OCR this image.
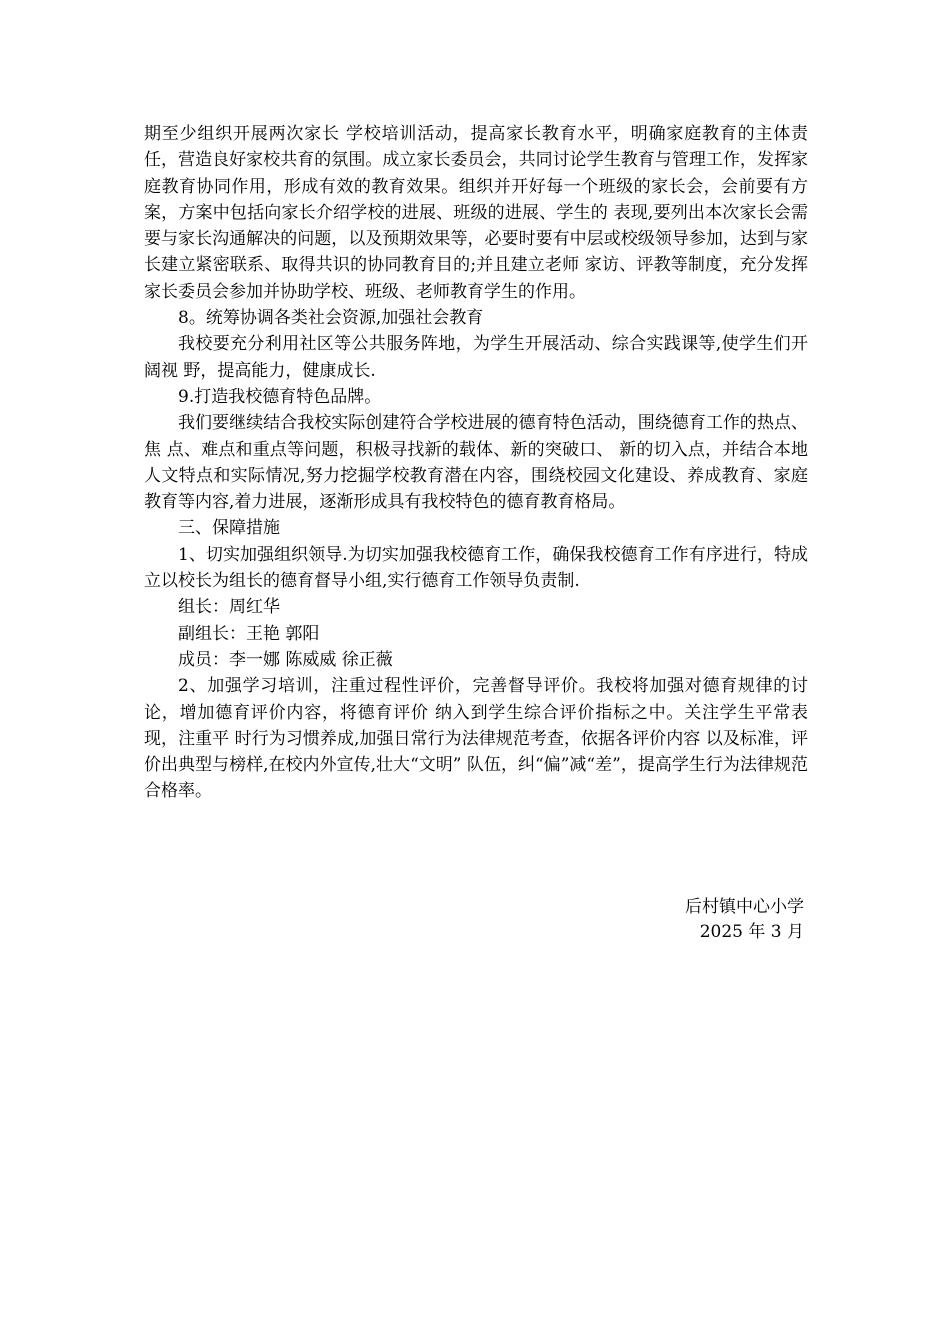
期至少组织开展两次家长 学校培训活动，提高家长教育水平，明确家庭教育的主体责任，营造良好家校共育的氛围。成立家长委员会，共同讨论学生教育与管理工作，发挥家庭教育协同作用，形成有效的教育效果。组织并开好每一个班级的家长会，会前要有方案，方案中包括向家长介绍学校的进展、班级的进展、学生的 表现,要列出本次家长会需要与家长沟通解决的问题，以及预期效果等，必要时要有中层或校级领导参加，达到与家 长建立紧密联系、取得共识的协同教育目的;并且建立老师 家访、评教等制度，充分发挥家长委员会参加并协助学校、班级、老师教育学生的作用。

8。统筹协调各类社会资源,加强社会教育

我校要充分利用社区等公共服务阵地，为学生开展活动、综合实践课等,使学生们开阔视 野，提高能力，健康成长.

9.打造我校德育特色品牌。

我们要继续结合我校实际创建符合学校进展的德育特色活动，围绕德育工作的热点、焦 点、难点和重点等问题，积极寻找新的载体、新的突破口、 新的切入点，并结合本地人文特点和实际情况,努力挖掘学校教育潜在内容，围绕校园文化建设、养成教育、家庭教育等内容,着力进展，逐渐形成具有我校特色的德育教育格局。

三、保障措施

1、切实加强组织领导.为切实加强我校德育工作，确保我校德育工作有序进行，特成立以校长为组长的德育督导小组,实行德育工作领导负责制.

组长：周红华

副组长：王艳 郭阳

成员：李一娜 陈威威 徐正薇

2、加强学习培训，注重过程性评价，完善督导评价。我校将加强对德育规律的讨论，增加德育评价内容，将德育评价 纳入到学生综合评价指标之中。关注学生平常表现，注重平 时行为习惯养成,加强日常行为法律规范考查，依据各评价内容 以及标准，评价出典型与榜样,在校内外宣传,壮大“文明” 队伍，纠“偏”减“差”，提高学生行为法律规范合格率。

后村镇中心小学
2025 年 3 月
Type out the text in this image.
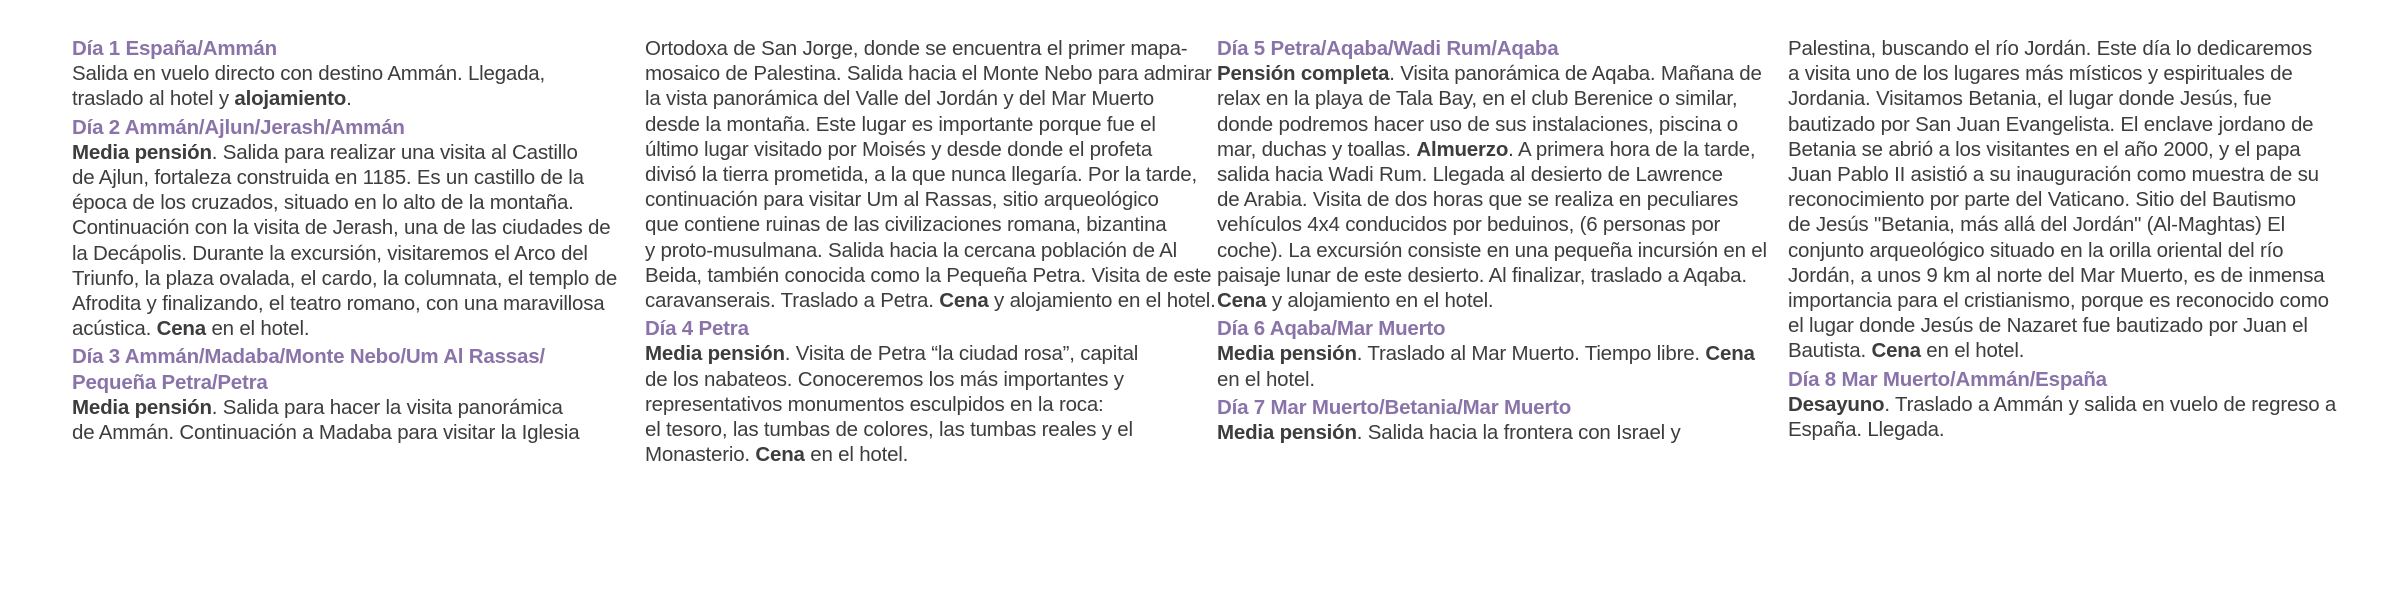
Día 1 España/Ammán
Salida en vuelo directo con destino Ammán. Llegada,
traslado al hotel y alojamiento.
Día 2 Ammán/Ajlun/Jerash/Ammán
Media pensión. Salida para realizar una visita al Castillo
de Ajlun, fortaleza construida en 1185. Es un castillo de la
época de los cruzados, situado en lo alto de la montaña.
Continuación con la visita de Jerash, una de las ciudades de
la Decápolis. Durante la excursión, visitaremos el Arco del
Triunfo, la plaza ovalada, el cardo, la columnata, el templo de
Afrodita y finalizando, el teatro romano, con una maravillosa
acústica. Cena en el hotel.
Día 3 Ammán/Madaba/Monte Nebo/Um Al Rassas/
Pequeña Petra/Petra
Media pensión. Salida para hacer la visita panorámica
de Ammán. Continuación a Madaba para visitar la Iglesia
Ortodoxa de San Jorge, donde se encuentra el primer mapa-
mosaico de Palestina. Salida hacia el Monte Nebo para admirar
la vista panorámica del Valle del Jordán y del Mar Muerto
desde la montaña. Este lugar es importante porque fue el
último lugar visitado por Moisés y desde donde el profeta
divisó la tierra prometida, a la que nunca llegaría. Por la tarde,
continuación para visitar Um al Rassas, sitio arqueológico
que contiene ruinas de las civilizaciones romana, bizantina
y proto-musulmana. Salida hacia la cercana población de Al
Beida, también conocida como la Pequeña Petra. Visita de este
caravanserais. Traslado a Petra. Cena y alojamiento en el hotel.
Día 4 Petra
Media pensión. Visita de Petra “la ciudad rosa”, capital
de los nabateos. Conoceremos los más importantes y
representativos monumentos esculpidos en la roca:
el tesoro, las tumbas de colores, las tumbas reales y el
Monasterio. Cena en el hotel.
Día 5 Petra/Aqaba/Wadi Rum/Aqaba
Pensión completa. Visita panorámica de Aqaba. Mañana de
relax en la playa de Tala Bay, en el club Berenice o similar,
donde podremos hacer uso de sus instalaciones, piscina o
mar, duchas y toallas. Almuerzo. A primera hora de la tarde,
salida hacia Wadi Rum. Llegada al desierto de Lawrence
de Arabia. Visita de dos horas que se realiza en peculiares
vehículos 4x4 conducidos por beduinos, (6 personas por
coche). La excursión consiste en una pequeña incursión en el
paisaje lunar de este desierto. Al finalizar, traslado a Aqaba.
Cena y alojamiento en el hotel.
Día 6 Aqaba/Mar Muerto
Media pensión. Traslado al Mar Muerto. Tiempo libre. Cena
en el hotel.
Día 7 Mar Muerto/Betania/Mar Muerto
Media pensión. Salida hacia la frontera con Israel y
Palestina, buscando el río Jordán. Este día lo dedicaremos
a visita uno de los lugares más místicos y espirituales de
Jordania. Visitamos Betania, el lugar donde Jesús, fue
bautizado por San Juan Evangelista. El enclave jordano de
Betania se abrió a los visitantes en el año 2000, y el papa
Juan Pablo II asistió a su inauguración como muestra de su
reconocimiento por parte del Vaticano. Sitio del Bautismo
de Jesús "Betania, más allá del Jordán" (Al-Maghtas) El
conjunto arqueológico situado en la orilla oriental del río
Jordán, a unos 9 km al norte del Mar Muerto, es de inmensa
importancia para el cristianismo, porque es reconocido como
el lugar donde Jesús de Nazaret fue bautizado por Juan el
Bautista. Cena en el hotel.
Día 8 Mar Muerto/Ammán/España
Desayuno. Traslado a Ammán y salida en vuelo de regreso a
España. Llegada.
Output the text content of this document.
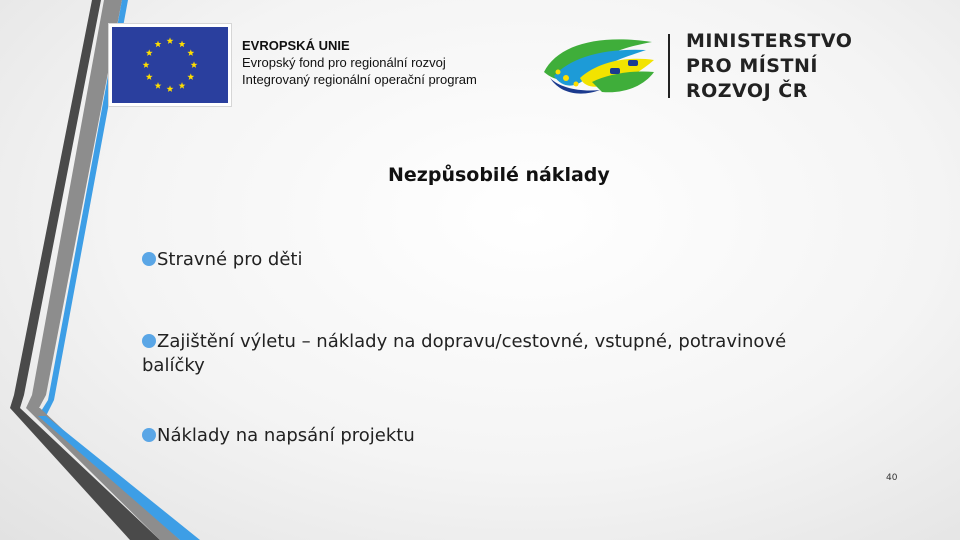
EVROPSKÁ UNIE
Evropský fond pro regionální rozvoj
Integrovaný regionální operační program
MINISTERSTVO
PRO MÍSTNÍ
ROZVOJ ČR
Nezpůsobilé náklady
Stravné pro děti
Zajištění výletu – náklady na dopravu/cestovné, vstupné, potravinové
balíčky
Náklady na napsání projektu
40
★ ★ ★ ★ ★
Work required: Write out the listing above again, exactly, but with no pictures in the copy.

Result:
OCR this image.
期至少组织开展两次家长 学校培训活动，提高家长教育水平，明确家庭教育的主体责任，营造良好家校共育的氛围。成立家长委员会，共同讨论学生教育与管理工作，发挥家庭教育协同作用，形成有效的教育效果。组织并开好每一个班级的家长会，会前要有方案，方案中包括向家长介绍学校的进展、班级的进展、学生的 表现,要列出本次家长会需要与家长沟通解决的问题，以及预期效果等，必要时要有中层或校级领导参加，达到与家 长建立紧密联系、取得共识的协同教育目的;并且建立老师 家访、评教等制度，充分发挥家长委员会参加并协助学校、班级、老师教育学生的作用。

8。统筹协调各类社会资源,加强社会教育

我校要充分利用社区等公共服务阵地，为学生开展活动、综合实践课等,使学生们开阔视 野，提高能力，健康成长.

9.打造我校德育特色品牌。

我们要继续结合我校实际创建符合学校进展的德育特色活动，围绕德育工作的热点、焦 点、难点和重点等问题，积极寻找新的载体、新的突破口、 新的切入点，并结合本地人文特点和实际情况,努力挖掘学校教育潜在内容，围绕校园文化建设、养成教育、家庭教育等内容,着力进展，逐渐形成具有我校特色的德育教育格局。

三、保障措施

1、切实加强组织领导.为切实加强我校德育工作，确保我校德育工作有序进行，特成立以校长为组长的德育督导小组,实行德育工作领导负责制.

组长：周红华

副组长：王艳 郭阳

成员：李一娜 陈威威 徐正薇

2、加强学习培训，注重过程性评价，完善督导评价。我校将加强对德育规律的讨论，增加德育评价内容，将德育评价 纳入到学生综合评价指标之中。关注学生平常表现，注重平 时行为习惯养成,加强日常行为法律规范考查，依据各评价内容 以及标准，评价出典型与榜样,在校内外宣传,壮大“文明” 队伍，纠“偏”减“差”，提高学生行为法律规范合格率。

后村镇中心小学
2025 年 3 月
Type out the text in this image.
Día 1 España/Ammán
Salida en vuelo directo con destino Ammán. Llegada,
traslado al hotel y alojamiento.
Día 2 Ammán/Ajlun/Jerash/Ammán
Media pensión. Salida para realizar una visita al Castillo
de Ajlun, fortaleza construida en 1185. Es un castillo de la
época de los cruzados, situado en lo alto de la montaña.
Continuación con la visita de Jerash, una de las ciudades de
la Decápolis. Durante la excursión, visitaremos el Arco del
Triunfo, la plaza ovalada, el cardo, la columnata, el templo de
Afrodita y finalizando, el teatro romano, con una maravillosa
acústica. Cena en el hotel.
Día 3 Ammán/Madaba/Monte Nebo/Um Al Rassas/
Pequeña Petra/Petra
Media pensión. Salida para hacer la visita panorámica
de Ammán. Continuación a Madaba para visitar la Iglesia
Ortodoxa de San Jorge, donde se encuentra el primer mapa-
mosaico de Palestina. Salida hacia el Monte Nebo para admirar
la vista panorámica del Valle del Jordán y del Mar Muerto
desde la montaña. Este lugar es importante porque fue el
último lugar visitado por Moisés y desde donde el profeta
divisó la tierra prometida, a la que nunca llegaría. Por la tarde,
continuación para visitar Um al Rassas, sitio arqueológico
que contiene ruinas de las civilizaciones romana, bizantina
y proto-musulmana. Salida hacia la cercana población de Al
Beida, también conocida como la Pequeña Petra. Visita de este
caravanserais. Traslado a Petra. Cena y alojamiento en el hotel.
Día 4 Petra
Media pensión. Visita de Petra “la ciudad rosa”, capital
de los nabateos. Conoceremos los más importantes y
representativos monumentos esculpidos en la roca:
el tesoro, las tumbas de colores, las tumbas reales y el
Monasterio. Cena en el hotel.
Día 5 Petra/Aqaba/Wadi Rum/Aqaba
Pensión completa. Visita panorámica de Aqaba. Mañana de
relax en la playa de Tala Bay, en el club Berenice o similar,
donde podremos hacer uso de sus instalaciones, piscina o
mar, duchas y toallas. Almuerzo. A primera hora de la tarde,
salida hacia Wadi Rum. Llegada al desierto de Lawrence
de Arabia. Visita de dos horas que se realiza en peculiares
vehículos 4x4 conducidos por beduinos, (6 personas por
coche). La excursión consiste en una pequeña incursión en el
paisaje lunar de este desierto. Al finalizar, traslado a Aqaba.
Cena y alojamiento en el hotel.
Día 6 Aqaba/Mar Muerto
Media pensión. Traslado al Mar Muerto. Tiempo libre. Cena
en el hotel.
Día 7 Mar Muerto/Betania/Mar Muerto
Media pensión. Salida hacia la frontera con Israel y
Palestina, buscando el río Jordán. Este día lo dedicaremos
a visita uno de los lugares más místicos y espirituales de
Jordania. Visitamos Betania, el lugar donde Jesús, fue
bautizado por San Juan Evangelista. El enclave jordano de
Betania se abrió a los visitantes en el año 2000, y el papa
Juan Pablo II asistió a su inauguración como muestra de su
reconocimiento por parte del Vaticano. Sitio del Bautismo
de Jesús "Betania, más allá del Jordán" (Al-Maghtas) El
conjunto arqueológico situado en la orilla oriental del río
Jordán, a unos 9 km al norte del Mar Muerto, es de inmensa
importancia para el cristianismo, porque es reconocido como
el lugar donde Jesús de Nazaret fue bautizado por Juan el
Bautista. Cena en el hotel.
Día 8 Mar Muerto/Ammán/España
Desayuno. Traslado a Ammán y salida en vuelo de regreso a
España. Llegada.
Output the text content of this document.
EVROPSKÁ UNIE
Evropský fond pro regionální rozvoj
Integrovaný regionální operační program
MINISTERSTVO
PRO MÍSTNÍ
ROZVOJ ČR
Nezpůsobilé náklady
Stravné pro děti
Zajištění výletu – náklady na dopravu/cestovné, vstupné, potravinové
balíčky
Náklady na napsání projektu
40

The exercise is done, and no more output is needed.